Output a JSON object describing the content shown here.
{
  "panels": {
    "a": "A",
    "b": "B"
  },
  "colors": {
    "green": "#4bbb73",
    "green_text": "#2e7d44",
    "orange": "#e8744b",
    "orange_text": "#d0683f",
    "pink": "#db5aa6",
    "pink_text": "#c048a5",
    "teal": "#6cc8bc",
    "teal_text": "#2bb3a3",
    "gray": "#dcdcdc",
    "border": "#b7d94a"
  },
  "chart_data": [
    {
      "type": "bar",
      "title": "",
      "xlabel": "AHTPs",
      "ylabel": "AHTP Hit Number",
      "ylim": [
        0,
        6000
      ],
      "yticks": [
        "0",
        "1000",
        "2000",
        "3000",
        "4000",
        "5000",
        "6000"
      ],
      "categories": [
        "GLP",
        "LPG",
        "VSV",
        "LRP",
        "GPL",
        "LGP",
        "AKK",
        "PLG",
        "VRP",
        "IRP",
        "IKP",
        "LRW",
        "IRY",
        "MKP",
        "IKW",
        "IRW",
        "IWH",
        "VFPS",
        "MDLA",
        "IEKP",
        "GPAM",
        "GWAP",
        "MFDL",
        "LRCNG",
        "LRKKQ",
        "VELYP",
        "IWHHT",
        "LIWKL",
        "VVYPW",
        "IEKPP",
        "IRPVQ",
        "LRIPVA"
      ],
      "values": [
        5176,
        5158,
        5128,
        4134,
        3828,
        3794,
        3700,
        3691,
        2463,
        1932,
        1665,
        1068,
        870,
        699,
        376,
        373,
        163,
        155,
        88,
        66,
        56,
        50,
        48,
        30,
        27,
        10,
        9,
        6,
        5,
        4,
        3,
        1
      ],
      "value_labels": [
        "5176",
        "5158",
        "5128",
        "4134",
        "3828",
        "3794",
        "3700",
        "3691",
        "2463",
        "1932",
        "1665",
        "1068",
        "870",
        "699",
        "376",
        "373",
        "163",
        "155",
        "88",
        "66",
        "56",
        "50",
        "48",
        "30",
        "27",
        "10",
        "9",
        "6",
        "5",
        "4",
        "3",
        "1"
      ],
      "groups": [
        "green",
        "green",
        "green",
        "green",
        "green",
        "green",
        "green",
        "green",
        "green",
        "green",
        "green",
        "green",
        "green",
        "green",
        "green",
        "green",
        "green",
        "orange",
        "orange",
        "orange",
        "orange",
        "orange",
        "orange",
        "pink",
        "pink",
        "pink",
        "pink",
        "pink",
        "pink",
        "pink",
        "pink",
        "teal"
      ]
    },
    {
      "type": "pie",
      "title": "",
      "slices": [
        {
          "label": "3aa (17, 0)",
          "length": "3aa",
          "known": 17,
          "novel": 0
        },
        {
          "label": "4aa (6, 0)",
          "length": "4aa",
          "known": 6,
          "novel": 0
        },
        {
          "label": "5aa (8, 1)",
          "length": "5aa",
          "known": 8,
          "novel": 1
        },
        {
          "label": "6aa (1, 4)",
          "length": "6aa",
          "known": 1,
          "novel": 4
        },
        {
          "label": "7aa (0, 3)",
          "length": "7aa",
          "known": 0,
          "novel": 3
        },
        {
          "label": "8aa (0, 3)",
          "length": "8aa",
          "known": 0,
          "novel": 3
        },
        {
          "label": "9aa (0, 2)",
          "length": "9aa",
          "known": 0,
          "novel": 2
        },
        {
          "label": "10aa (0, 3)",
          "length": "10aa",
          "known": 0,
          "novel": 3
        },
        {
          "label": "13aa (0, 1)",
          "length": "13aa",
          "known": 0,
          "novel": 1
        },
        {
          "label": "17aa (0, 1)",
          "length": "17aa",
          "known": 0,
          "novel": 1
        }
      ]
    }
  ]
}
━━━━━━
Pull out every line in the material above where "length" occurs.

          "length": "3aa",
          "length": "4aa",
          "length": "5aa",
          "length": "6aa",
          "length": "7aa",
          "length": "8aa",
          "length": "9aa",
          "length": "10aa",
          "length": "13aa",
          "length": "17aa",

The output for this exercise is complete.